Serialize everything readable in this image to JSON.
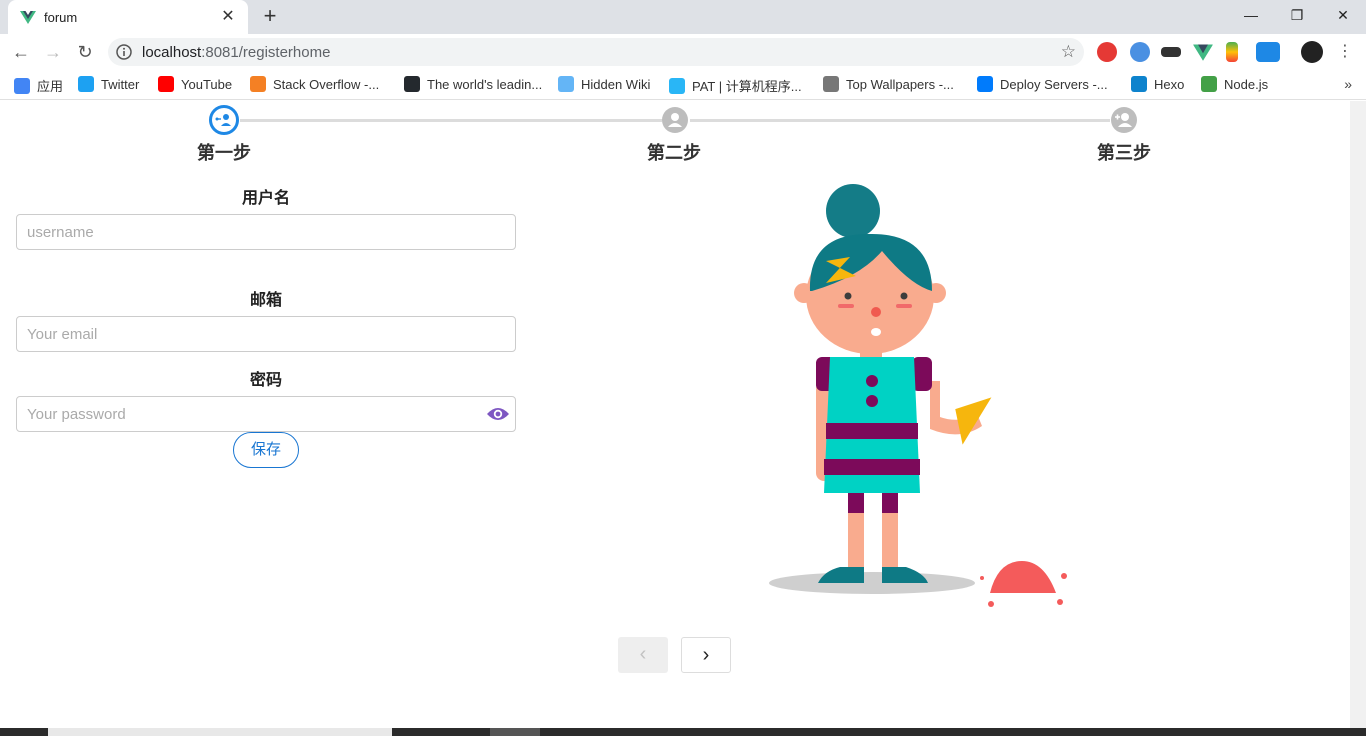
{
  "browser": {
    "tab_title": "forum",
    "url_host": "localhost",
    "url_rest": ":8081/registerhome",
    "bookmarks": [
      {
        "label": "应用",
        "color": "#4285f4"
      },
      {
        "label": "Twitter",
        "color": "#1da1f2"
      },
      {
        "label": "YouTube",
        "color": "#ff0000"
      },
      {
        "label": "Stack Overflow -...",
        "color": "#f48024"
      },
      {
        "label": "The world's leadin...",
        "color": "#24292e"
      },
      {
        "label": "Hidden Wiki",
        "color": "#64b5f6"
      },
      {
        "label": "PAT | 计算机程序...",
        "color": "#29b6f6"
      },
      {
        "label": "Top Wallpapers -...",
        "color": "#777777"
      },
      {
        "label": "Deploy Servers -...",
        "color": "#007bfc"
      },
      {
        "label": "Hexo",
        "color": "#0e83cd"
      },
      {
        "label": "Node.js",
        "color": "#43a047"
      }
    ]
  },
  "steps": [
    {
      "label": "第一步",
      "state": "active",
      "icon": "user-connect-icon"
    },
    {
      "label": "第二步",
      "state": "inactive",
      "icon": "user-icon"
    },
    {
      "label": "第三步",
      "state": "inactive",
      "icon": "user-add-icon"
    }
  ],
  "form": {
    "username_label": "用户名",
    "username_placeholder": "username",
    "email_label": "邮箱",
    "email_placeholder": "Your email",
    "password_label": "密码",
    "password_placeholder": "Your password",
    "save_label": "保存"
  },
  "pagination": {
    "prev": "‹",
    "next": "›"
  },
  "colors": {
    "accent": "#1976d2",
    "eye": "#7e57c2"
  }
}
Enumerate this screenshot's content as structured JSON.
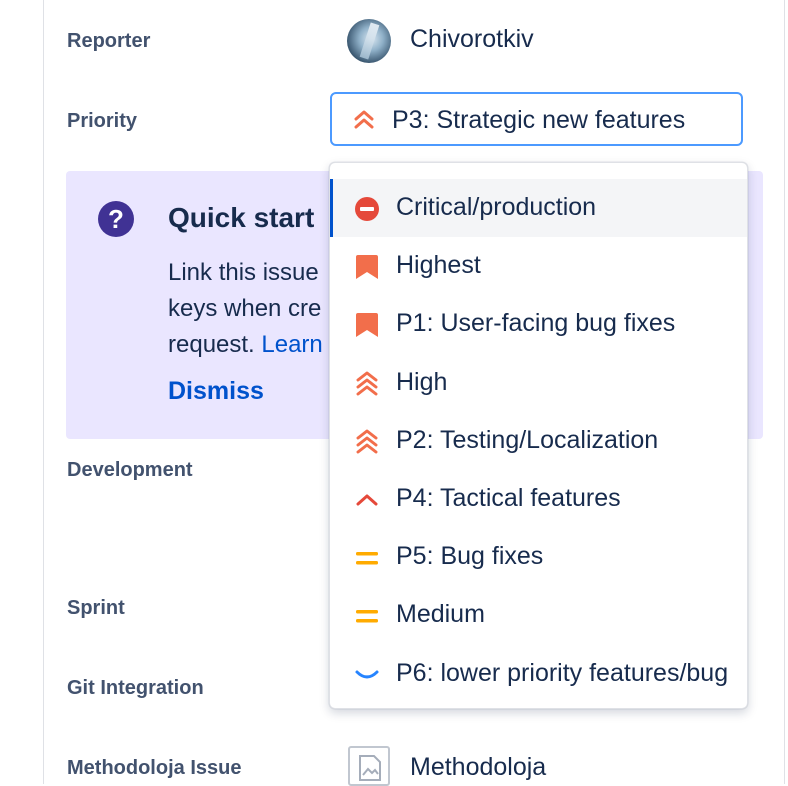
{
  "fields": {
    "reporter": {
      "label": "Reporter",
      "value": "Chivorotkiv"
    },
    "priority": {
      "label": "Priority",
      "value": "P3: Strategic new features",
      "icon": "chevron-double-up-icon"
    },
    "development": {
      "label": "Development"
    },
    "sprint": {
      "label": "Sprint"
    },
    "git_integration": {
      "label": "Git Integration"
    },
    "methodoloja_issue": {
      "label": "Methodoloja Issue",
      "value": "Methodoloja"
    }
  },
  "quick_start": {
    "icon": "?",
    "title": "Quick start",
    "line1": "Link this issue",
    "line2": "keys when cre",
    "line3_prefix": "request. ",
    "link": "Learn",
    "dismiss": "Dismiss"
  },
  "priority_options": [
    {
      "label": "Critical/production",
      "icon": "blocker-icon",
      "color": "#e5493a"
    },
    {
      "label": "Highest",
      "icon": "flag-icon",
      "color": "#f26e4b"
    },
    {
      "label": "P1: User-facing bug fixes",
      "icon": "flag-icon",
      "color": "#f26e4b"
    },
    {
      "label": "High",
      "icon": "chevron-triple-up-icon",
      "color": "#f26e4b"
    },
    {
      "label": "P2: Testing/Localization",
      "icon": "chevron-triple-up-icon",
      "color": "#f26e4b"
    },
    {
      "label": "P4: Tactical features",
      "icon": "chevron-up-icon",
      "color": "#e5493a"
    },
    {
      "label": "P5: Bug fixes",
      "icon": "equals-icon",
      "color": "#ffab00"
    },
    {
      "label": "Medium",
      "icon": "equals-icon",
      "color": "#ffab00"
    },
    {
      "label": "P6: lower priority features/bug",
      "icon": "chevron-down-icon",
      "color": "#2684ff"
    }
  ],
  "colors": {
    "accent": "#0052cc",
    "focus_border": "#4c9aff",
    "quick_start_bg": "#eae6ff",
    "quick_start_icon": "#403294"
  }
}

____

Every line above should be returned word for word, with the pictures left behind.

=== Full solution ===
Serialize everything readable in this image to JSON.
{
  "browser": {
    "tab_title": "forum",
    "url_host": "localhost",
    "url_rest": ":8081/registerhome",
    "bookmarks": [
      {
        "label": "应用",
        "color": "#4285f4"
      },
      {
        "label": "Twitter",
        "color": "#1da1f2"
      },
      {
        "label": "YouTube",
        "color": "#ff0000"
      },
      {
        "label": "Stack Overflow -...",
        "color": "#f48024"
      },
      {
        "label": "The world's leadin...",
        "color": "#24292e"
      },
      {
        "label": "Hidden Wiki",
        "color": "#64b5f6"
      },
      {
        "label": "PAT | 计算机程序...",
        "color": "#29b6f6"
      },
      {
        "label": "Top Wallpapers -...",
        "color": "#777777"
      },
      {
        "label": "Deploy Servers -...",
        "color": "#007bfc"
      },
      {
        "label": "Hexo",
        "color": "#0e83cd"
      },
      {
        "label": "Node.js",
        "color": "#43a047"
      }
    ]
  },
  "steps": [
    {
      "label": "第一步",
      "state": "active",
      "icon": "user-connect-icon"
    },
    {
      "label": "第二步",
      "state": "inactive",
      "icon": "user-icon"
    },
    {
      "label": "第三步",
      "state": "inactive",
      "icon": "user-add-icon"
    }
  ],
  "form": {
    "username_label": "用户名",
    "username_placeholder": "username",
    "email_label": "邮箱",
    "email_placeholder": "Your email",
    "password_label": "密码",
    "password_placeholder": "Your password",
    "save_label": "保存"
  },
  "pagination": {
    "prev": "‹",
    "next": "›"
  },
  "colors": {
    "accent": "#1976d2",
    "eye": "#7e57c2"
  }
}
Enumerate this screenshot's content as structured JSON.
{
  "fields": {
    "reporter": {
      "label": "Reporter",
      "value": "Chivorotkiv"
    },
    "priority": {
      "label": "Priority",
      "value": "P3: Strategic new features",
      "icon": "chevron-double-up-icon"
    },
    "development": {
      "label": "Development"
    },
    "sprint": {
      "label": "Sprint"
    },
    "git_integration": {
      "label": "Git Integration"
    },
    "methodoloja_issue": {
      "label": "Methodoloja Issue",
      "value": "Methodoloja"
    }
  },
  "quick_start": {
    "icon": "?",
    "title": "Quick start",
    "line1": "Link this issue",
    "line2": "keys when cre",
    "line3_prefix": "request. ",
    "link": "Learn",
    "dismiss": "Dismiss"
  },
  "priority_options": [
    {
      "label": "Critical/production",
      "icon": "blocker-icon",
      "color": "#e5493a"
    },
    {
      "label": "Highest",
      "icon": "flag-icon",
      "color": "#f26e4b"
    },
    {
      "label": "P1: User-facing bug fixes",
      "icon": "flag-icon",
      "color": "#f26e4b"
    },
    {
      "label": "High",
      "icon": "chevron-triple-up-icon",
      "color": "#f26e4b"
    },
    {
      "label": "P2: Testing/Localization",
      "icon": "chevron-triple-up-icon",
      "color": "#f26e4b"
    },
    {
      "label": "P4: Tactical features",
      "icon": "chevron-up-icon",
      "color": "#e5493a"
    },
    {
      "label": "P5: Bug fixes",
      "icon": "equals-icon",
      "color": "#ffab00"
    },
    {
      "label": "Medium",
      "icon": "equals-icon",
      "color": "#ffab00"
    },
    {
      "label": "P6: lower priority features/bug",
      "icon": "chevron-down-icon",
      "color": "#2684ff"
    }
  ],
  "colors": {
    "accent": "#0052cc",
    "focus_border": "#4c9aff",
    "quick_start_bg": "#eae6ff",
    "quick_start_icon": "#403294"
  }
}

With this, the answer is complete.